- Document passage:
________________________
The Erunakovskoye deposit (Kemerovo region) is one of the most promising ones
The Erunakovskoye deposit (Kemerovo region) is one of the most promising ones

S
iberia’s industrial core. That is how this relatively small region is often described. And like in some fairy tale, its borders by their outline do resemble a human heart. The compact Kemerovo region (Kuzbass) with a well-developed network of roads and strong diversified economy plays a key role in Siberia. By its potential the Kuzbass is one of the largest territorial production complexes of the Russian Federation. The region accounts for 44% of all Russian coal, 13% of steel and 23% of bar iron.
The Kemerovo region was formed in January 1943. Such a decision was dictated by war conditions, when dozens of enterprises were evacuated to Siberia from the country’s occupied territories. However, the industrial development of the region’s resources started as far back as the 18th century and received a powerful boost a hundred years ago thanks to building the Trans-Siberian Railway. During the first three decades of the 20th century the Kuzbass was turned into a major construction site. In those years a base of modern industry – metallurgy, chemistry, fuel-and-energy complex – was being created. In April 1932 the Kuznetsky integrated metallurgical mill (KMK), which was built just in 23 months, produced its first batch of cast iron.

COAL AND POLITICS
Coal in the Kuzbass is produced by 52 mines and 37 open pits, there are 17 mills that prepare it. The basin’s reserves amount to 690 billion tons and there are practically all kinds of coking and power-generating coals known to the world.
________________________
- Stored data:

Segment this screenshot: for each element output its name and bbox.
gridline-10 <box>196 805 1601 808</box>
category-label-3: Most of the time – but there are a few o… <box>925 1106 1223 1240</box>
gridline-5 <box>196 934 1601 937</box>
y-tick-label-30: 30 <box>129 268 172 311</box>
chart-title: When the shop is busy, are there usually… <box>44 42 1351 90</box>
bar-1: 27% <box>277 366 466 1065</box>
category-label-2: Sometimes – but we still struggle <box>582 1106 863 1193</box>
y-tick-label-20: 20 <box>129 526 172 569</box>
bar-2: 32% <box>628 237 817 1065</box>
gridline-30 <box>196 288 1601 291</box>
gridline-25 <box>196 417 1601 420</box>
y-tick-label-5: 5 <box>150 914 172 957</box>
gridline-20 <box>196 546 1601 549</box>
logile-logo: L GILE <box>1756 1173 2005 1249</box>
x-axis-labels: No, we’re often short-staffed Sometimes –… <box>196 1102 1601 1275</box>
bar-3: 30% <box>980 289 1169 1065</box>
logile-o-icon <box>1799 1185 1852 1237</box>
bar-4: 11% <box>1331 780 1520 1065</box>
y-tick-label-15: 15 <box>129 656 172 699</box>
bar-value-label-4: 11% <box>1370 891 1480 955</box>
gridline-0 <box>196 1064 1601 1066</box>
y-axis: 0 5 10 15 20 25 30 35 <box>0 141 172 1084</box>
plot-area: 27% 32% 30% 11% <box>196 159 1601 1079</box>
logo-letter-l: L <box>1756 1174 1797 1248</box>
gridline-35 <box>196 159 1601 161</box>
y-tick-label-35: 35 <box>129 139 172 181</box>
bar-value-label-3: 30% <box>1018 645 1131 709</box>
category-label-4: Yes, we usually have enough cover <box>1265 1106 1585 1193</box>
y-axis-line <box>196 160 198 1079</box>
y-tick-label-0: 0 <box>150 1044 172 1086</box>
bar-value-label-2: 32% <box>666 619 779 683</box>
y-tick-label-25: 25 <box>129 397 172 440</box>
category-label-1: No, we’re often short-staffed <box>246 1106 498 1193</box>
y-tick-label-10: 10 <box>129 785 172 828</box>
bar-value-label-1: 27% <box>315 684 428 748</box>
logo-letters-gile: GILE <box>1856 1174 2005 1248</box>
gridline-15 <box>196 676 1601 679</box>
________________________
- Objective: Copy the Kuzbass passage from "COAL AND POLITICS" to "to the world.", substituting "strip mines" for "open pits". The entries have no connection to the Kuzbass passage.

- Expected output:
COAL AND POLITICS
Coal in the Kuzbass is produced by 52 mines and 37 strip mines, there are 17 mills that prepare it. The basin’s reserves amount to 690 billion tons and there are practically all kinds of coking and power-generating coals known to the world.